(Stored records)
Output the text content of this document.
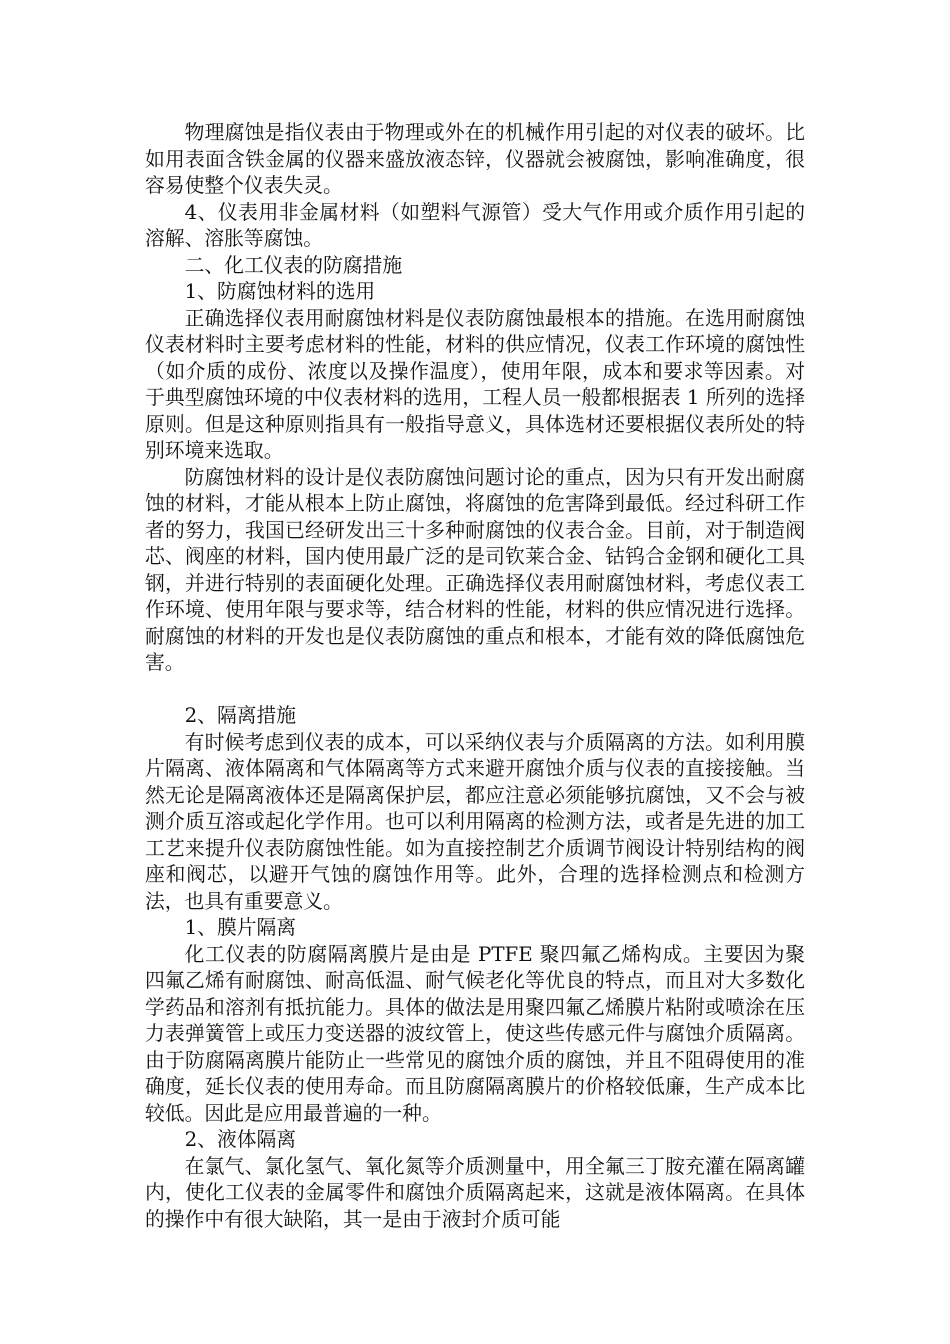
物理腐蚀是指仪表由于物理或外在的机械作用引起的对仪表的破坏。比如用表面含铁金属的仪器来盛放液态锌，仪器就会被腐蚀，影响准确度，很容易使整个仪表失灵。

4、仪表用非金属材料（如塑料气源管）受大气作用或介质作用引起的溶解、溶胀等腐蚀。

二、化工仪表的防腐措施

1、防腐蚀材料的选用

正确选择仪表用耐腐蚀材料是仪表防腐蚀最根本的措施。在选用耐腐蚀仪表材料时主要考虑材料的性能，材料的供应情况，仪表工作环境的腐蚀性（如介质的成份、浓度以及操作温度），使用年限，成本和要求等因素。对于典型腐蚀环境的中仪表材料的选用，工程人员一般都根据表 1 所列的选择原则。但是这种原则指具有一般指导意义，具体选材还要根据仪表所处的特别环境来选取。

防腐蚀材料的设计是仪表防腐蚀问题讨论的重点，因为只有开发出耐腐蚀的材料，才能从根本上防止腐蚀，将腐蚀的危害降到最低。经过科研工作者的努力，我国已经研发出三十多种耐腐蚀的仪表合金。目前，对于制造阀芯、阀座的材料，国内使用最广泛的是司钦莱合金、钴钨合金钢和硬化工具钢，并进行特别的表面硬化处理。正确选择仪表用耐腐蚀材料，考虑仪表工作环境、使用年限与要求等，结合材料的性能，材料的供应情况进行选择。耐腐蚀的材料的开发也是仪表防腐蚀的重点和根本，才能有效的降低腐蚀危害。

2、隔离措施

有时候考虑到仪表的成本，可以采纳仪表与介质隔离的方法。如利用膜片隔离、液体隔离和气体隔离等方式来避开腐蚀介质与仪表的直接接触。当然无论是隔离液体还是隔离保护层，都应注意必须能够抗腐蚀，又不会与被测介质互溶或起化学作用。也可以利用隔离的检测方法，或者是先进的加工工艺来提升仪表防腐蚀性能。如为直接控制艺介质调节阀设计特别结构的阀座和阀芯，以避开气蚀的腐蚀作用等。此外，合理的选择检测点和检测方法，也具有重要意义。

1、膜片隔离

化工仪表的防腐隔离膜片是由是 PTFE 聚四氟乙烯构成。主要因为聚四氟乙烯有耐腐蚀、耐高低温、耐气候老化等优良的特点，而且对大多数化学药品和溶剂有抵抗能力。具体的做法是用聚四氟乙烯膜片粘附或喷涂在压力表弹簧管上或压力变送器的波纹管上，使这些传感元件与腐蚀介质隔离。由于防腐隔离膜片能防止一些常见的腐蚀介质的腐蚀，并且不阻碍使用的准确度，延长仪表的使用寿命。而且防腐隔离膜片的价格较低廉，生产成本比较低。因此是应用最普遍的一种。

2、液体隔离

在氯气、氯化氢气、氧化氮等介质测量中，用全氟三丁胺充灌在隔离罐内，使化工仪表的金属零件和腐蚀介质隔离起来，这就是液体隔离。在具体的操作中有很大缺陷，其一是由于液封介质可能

Task requirements → Copy every line of the data exactly as written, excluding the pictures.

Task output →
Output the text content of this document.
物理腐蚀是指仪表由于物理或外在的机械作用引起的对仪表的破坏。比如用表面含铁金属的仪器来盛放液态锌，仪器就会被腐蚀，影响准确度，很容易使整个仪表失灵。

4、仪表用非金属材料（如塑料气源管）受大气作用或介质作用引起的溶解、溶胀等腐蚀。

二、化工仪表的防腐措施

1、防腐蚀材料的选用

正确选择仪表用耐腐蚀材料是仪表防腐蚀最根本的措施。在选用耐腐蚀仪表材料时主要考虑材料的性能，材料的供应情况，仪表工作环境的腐蚀性（如介质的成份、浓度以及操作温度），使用年限，成本和要求等因素。对于典型腐蚀环境的中仪表材料的选用，工程人员一般都根据表 1 所列的选择原则。但是这种原则指具有一般指导意义，具体选材还要根据仪表所处的特别环境来选取。

防腐蚀材料的设计是仪表防腐蚀问题讨论的重点，因为只有开发出耐腐蚀的材料，才能从根本上防止腐蚀，将腐蚀的危害降到最低。经过科研工作者的努力，我国已经研发出三十多种耐腐蚀的仪表合金。目前，对于制造阀芯、阀座的材料，国内使用最广泛的是司钦莱合金、钴钨合金钢和硬化工具钢，并进行特别的表面硬化处理。正确选择仪表用耐腐蚀材料，考虑仪表工作环境、使用年限与要求等，结合材料的性能，材料的供应情况进行选择。耐腐蚀的材料的开发也是仪表防腐蚀的重点和根本，才能有效的降低腐蚀危害。

2、隔离措施

有时候考虑到仪表的成本，可以采纳仪表与介质隔离的方法。如利用膜片隔离、液体隔离和气体隔离等方式来避开腐蚀介质与仪表的直接接触。当然无论是隔离液体还是隔离保护层，都应注意必须能够抗腐蚀，又不会与被测介质互溶或起化学作用。也可以利用隔离的检测方法，或者是先进的加工工艺来提升仪表防腐蚀性能。如为直接控制艺介质调节阀设计特别结构的阀座和阀芯，以避开气蚀的腐蚀作用等。此外，合理的选择检测点和检测方法，也具有重要意义。

1、膜片隔离

化工仪表的防腐隔离膜片是由是 PTFE 聚四氟乙烯构成。主要因为聚四氟乙烯有耐腐蚀、耐高低温、耐气候老化等优良的特点，而且对大多数化学药品和溶剂有抵抗能力。具体的做法是用聚四氟乙烯膜片粘附或喷涂在压力表弹簧管上或压力变送器的波纹管上，使这些传感元件与腐蚀介质隔离。由于防腐隔离膜片能防止一些常见的腐蚀介质的腐蚀，并且不阻碍使用的准确度，延长仪表的使用寿命。而且防腐隔离膜片的价格较低廉，生产成本比较低。因此是应用最普遍的一种。

2、液体隔离

在氯气、氯化氢气、氧化氮等介质测量中，用全氟三丁胺充灌在隔离罐内，使化工仪表的金属零件和腐蚀介质隔离起来，这就是液体隔离。在具体的操作中有很大缺陷，其一是由于液封介质可能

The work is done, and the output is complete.